练习要求:
A: 所给文本中的实验大鼠由哪家公司提供?
B: 照录所给文本中的一段,从含有“免疫组织化学(IHC)是常规”的地方开始,写完“HM 550);OLYMPUS IX71倒置显微镜(日本OLYMPUS)”后停止。

邵敏峰 章正祥⋆ 陈 强 邓 玉 程 静 侯 群

·论著·

大鼠脑组织冰冻切片免疫组化漂片法的实验研究

邵敏峰 章正祥⋆ 陈 强 邓 玉 程 静 侯 群

目的 探讨大鼠脑组织冰冻切片免疫组化可行的技术方案,并分析其实验结果。方法 以大鼠下丘脑A11区酪氨酸羟化酶TH为例,应用漂片法进行免疫染色。结果 组织切片完整,染色背景干净,未见非特异染色,TH阳性表达明显,形态正常。结论 应用漂片法对大鼠脑组织进行免疫组化染色,可优化染色效果,提高工作效率。

漂片法 免疫组化 冰冻切片

免疫组织化学(IHC)是常规病理诊断中不可缺少的重要方法,在神经科研中也至关重要。常规免疫组化采用贴片法进行染色,操作步骤中易发生干片,试剂使用量较大,染色组织数量较少,对需要进行大样本量免疫组化染色,此法较为困难。作者应用漂片法对大鼠脑组织冰冻切片进行免疫组化染色,过程中不易干片,试剂使用节约,一次可染色较多数量组织,可大幅提高工作效率,且取得理想的实验效果。2016年5月至6月作者以大鼠下丘脑A11区域酪氨酸羟化酶TH为例,利用冰冻切片免疫组化漂片法进行染色的应用。

1 材料与方法

1.1 实验动物 SPF级SD雄性大鼠,体重250~300g,上海西普尔-必凯实验动物有限公司提供,许可证号码SCXK(沪):2013-0016。浙江中医药大学动物实验中心饲养。

1.2 仪器及主要试剂 内源性过氧化物酶阻断剂(中杉金桥);Triton X-100(美国sigma公司);PBS磷酸缓冲液(石家庄天舜生物);小鼠酪氨酸羟化酶单克隆抗体(美国sigma公司);山羊抗小鼠IgG/HRP聚合物(中杉金桥);浓缩型DAB试剂盒(中杉金桥);恒温冷冻切片机(Thermo Scientific,microm HM 550);OLYMPUS IX71倒置显微镜(日本OLYMPUS)

(记录数据)

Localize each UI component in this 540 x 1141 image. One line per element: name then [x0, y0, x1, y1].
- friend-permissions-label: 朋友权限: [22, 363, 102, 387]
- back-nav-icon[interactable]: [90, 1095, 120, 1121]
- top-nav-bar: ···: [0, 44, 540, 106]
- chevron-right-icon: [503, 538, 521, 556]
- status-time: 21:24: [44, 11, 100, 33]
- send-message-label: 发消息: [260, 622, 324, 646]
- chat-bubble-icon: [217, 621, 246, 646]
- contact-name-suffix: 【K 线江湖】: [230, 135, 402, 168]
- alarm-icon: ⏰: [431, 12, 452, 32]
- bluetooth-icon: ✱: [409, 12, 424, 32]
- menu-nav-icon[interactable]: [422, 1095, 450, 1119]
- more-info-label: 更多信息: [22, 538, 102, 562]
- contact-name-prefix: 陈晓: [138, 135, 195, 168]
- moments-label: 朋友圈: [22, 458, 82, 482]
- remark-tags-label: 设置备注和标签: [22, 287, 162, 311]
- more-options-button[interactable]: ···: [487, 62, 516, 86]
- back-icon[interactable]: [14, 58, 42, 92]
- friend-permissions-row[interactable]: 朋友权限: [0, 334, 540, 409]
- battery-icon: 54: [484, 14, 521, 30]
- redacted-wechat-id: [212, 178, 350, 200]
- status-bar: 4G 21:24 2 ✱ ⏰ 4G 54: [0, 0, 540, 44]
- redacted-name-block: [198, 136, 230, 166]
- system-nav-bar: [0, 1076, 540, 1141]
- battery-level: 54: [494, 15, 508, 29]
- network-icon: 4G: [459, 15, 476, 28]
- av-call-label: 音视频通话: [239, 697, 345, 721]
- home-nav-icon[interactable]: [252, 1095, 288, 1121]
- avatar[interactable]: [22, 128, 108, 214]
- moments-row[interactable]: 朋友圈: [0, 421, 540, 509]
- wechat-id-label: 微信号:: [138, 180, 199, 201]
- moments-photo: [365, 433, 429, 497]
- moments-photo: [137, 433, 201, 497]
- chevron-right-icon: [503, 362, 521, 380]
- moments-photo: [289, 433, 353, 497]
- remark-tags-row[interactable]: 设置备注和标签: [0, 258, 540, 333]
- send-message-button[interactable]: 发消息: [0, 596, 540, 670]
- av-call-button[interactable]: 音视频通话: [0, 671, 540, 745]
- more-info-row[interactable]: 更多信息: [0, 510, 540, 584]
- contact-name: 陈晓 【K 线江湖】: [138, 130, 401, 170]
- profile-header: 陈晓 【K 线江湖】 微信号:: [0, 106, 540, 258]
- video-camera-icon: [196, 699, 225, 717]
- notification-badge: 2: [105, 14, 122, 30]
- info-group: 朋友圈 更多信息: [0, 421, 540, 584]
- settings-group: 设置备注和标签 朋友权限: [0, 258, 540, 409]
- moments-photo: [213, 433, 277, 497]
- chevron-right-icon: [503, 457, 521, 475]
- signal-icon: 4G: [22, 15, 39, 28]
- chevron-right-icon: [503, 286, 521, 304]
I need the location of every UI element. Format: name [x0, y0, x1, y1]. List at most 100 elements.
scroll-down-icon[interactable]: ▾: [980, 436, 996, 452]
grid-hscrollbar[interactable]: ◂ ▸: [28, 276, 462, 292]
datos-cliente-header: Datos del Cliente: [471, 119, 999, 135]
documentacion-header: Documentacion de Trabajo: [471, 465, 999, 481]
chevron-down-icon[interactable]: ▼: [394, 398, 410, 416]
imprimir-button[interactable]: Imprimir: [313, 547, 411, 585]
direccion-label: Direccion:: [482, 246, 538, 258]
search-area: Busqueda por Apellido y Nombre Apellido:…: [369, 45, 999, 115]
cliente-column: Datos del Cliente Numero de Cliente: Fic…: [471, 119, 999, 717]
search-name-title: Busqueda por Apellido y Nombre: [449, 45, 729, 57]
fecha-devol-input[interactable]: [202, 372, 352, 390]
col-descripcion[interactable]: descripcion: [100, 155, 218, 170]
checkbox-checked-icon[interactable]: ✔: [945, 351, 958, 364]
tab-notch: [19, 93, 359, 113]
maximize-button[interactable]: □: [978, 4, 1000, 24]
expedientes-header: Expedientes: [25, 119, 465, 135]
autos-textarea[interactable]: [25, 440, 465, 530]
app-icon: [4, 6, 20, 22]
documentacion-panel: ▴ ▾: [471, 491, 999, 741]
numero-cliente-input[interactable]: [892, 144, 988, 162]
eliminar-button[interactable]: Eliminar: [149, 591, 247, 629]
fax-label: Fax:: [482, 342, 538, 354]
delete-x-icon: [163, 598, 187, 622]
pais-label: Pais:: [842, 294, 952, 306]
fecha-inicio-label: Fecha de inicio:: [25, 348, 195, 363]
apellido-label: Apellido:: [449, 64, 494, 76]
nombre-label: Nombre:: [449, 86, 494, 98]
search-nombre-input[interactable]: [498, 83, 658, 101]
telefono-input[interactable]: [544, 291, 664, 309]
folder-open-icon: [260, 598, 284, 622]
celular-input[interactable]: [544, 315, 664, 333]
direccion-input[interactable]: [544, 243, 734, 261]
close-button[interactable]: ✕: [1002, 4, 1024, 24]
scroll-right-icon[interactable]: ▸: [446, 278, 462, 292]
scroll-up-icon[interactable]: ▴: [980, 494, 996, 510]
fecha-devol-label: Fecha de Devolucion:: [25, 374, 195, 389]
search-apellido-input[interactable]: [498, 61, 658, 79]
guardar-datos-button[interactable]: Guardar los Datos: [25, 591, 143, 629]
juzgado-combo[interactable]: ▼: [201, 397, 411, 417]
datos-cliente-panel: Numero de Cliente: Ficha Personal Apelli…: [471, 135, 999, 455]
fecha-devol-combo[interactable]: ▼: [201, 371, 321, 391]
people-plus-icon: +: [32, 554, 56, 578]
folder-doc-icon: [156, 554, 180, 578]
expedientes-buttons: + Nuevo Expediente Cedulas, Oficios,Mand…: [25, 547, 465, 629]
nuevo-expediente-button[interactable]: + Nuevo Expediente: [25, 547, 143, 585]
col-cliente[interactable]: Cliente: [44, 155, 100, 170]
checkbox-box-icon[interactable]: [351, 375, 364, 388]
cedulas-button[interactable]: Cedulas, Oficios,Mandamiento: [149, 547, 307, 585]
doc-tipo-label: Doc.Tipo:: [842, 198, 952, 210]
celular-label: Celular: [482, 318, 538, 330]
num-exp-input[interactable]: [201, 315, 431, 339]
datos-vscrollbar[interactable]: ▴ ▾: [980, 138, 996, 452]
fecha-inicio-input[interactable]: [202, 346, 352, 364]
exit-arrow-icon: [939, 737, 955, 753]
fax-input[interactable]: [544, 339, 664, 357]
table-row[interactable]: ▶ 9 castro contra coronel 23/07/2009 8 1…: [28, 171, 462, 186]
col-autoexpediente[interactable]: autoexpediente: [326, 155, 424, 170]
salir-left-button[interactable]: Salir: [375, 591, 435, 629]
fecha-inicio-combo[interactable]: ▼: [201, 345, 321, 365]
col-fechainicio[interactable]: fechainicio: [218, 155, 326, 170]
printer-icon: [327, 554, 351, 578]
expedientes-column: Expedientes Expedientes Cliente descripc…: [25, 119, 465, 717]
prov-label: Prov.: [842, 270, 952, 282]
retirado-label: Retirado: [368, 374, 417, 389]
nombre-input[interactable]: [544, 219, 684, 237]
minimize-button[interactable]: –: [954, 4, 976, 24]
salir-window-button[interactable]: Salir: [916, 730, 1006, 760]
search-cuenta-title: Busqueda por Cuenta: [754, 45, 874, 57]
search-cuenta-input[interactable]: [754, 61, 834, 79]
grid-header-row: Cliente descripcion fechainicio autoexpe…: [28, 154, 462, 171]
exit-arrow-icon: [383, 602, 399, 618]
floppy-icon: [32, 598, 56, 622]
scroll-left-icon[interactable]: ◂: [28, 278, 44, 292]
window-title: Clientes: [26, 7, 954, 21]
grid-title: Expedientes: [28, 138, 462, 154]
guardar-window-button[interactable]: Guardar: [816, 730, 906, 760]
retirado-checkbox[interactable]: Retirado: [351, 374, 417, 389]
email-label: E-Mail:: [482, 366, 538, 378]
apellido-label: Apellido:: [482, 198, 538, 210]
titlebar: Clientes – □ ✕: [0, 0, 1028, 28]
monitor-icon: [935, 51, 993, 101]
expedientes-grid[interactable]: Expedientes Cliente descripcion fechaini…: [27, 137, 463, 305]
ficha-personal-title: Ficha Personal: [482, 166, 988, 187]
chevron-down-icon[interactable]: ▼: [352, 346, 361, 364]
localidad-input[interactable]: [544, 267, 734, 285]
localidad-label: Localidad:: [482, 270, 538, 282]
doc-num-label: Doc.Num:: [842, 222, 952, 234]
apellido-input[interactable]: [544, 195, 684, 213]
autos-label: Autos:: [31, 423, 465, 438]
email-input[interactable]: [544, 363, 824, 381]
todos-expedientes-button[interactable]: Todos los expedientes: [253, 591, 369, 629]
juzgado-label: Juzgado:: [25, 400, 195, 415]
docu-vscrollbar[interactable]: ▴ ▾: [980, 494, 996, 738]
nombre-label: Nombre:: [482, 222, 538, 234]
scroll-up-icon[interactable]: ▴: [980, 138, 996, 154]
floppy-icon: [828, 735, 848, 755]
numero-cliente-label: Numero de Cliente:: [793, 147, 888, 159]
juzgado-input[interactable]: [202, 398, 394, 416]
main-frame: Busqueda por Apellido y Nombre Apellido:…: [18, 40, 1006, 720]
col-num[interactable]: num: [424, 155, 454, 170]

作答内容:
A: 上海西普尔-必凯实验动物有限公司。

B:
免疫组织化学(IHC)是常规病理诊断中不可缺少的重要方法,在神经科研中也至关重要。常规免疫组化采用贴片法进行染色,操作步骤中易发生干片,试剂使用量较大,染色组织数量较少,对需要进行大样本量免疫组化染色,此法较为困难。作者应用漂片法对大鼠脑组织冰冻切片进行免疫组化染色,过程中不易干片,试剂使用节约,一次可染色较多数量组织,可大幅提高工作效率,且取得理想的实验效果。2016年5月至6月作者以大鼠下丘脑A11区域酪氨酸羟化酶TH为例,利用冰冻切片免疫组化漂片法进行染色的应用。

1 材料与方法

1.1 实验动物 SPF级SD雄性大鼠,体重250~300g,上海西普尔-必凯实验动物有限公司提供,许可证号码SCXK(沪):2013-0016。浙江中医药大学动物实验中心饲养。

1.2 仪器及主要试剂 内源性过氧化物酶阻断剂(中杉金桥);Triton X-100(美国sigma公司);PBS磷酸缓冲液(石家庄天舜生物);小鼠酪氨酸羟化酶单克隆抗体(美国sigma公司);山羊抗小鼠IgG/HRP聚合物(中杉金桥);浓缩型DAB试剂盒(中杉金桥);恒温冷冻切片机(Thermo Scientific,microm HM 550);OLYMPUS IX71倒置显微镜(日本OLYMPUS)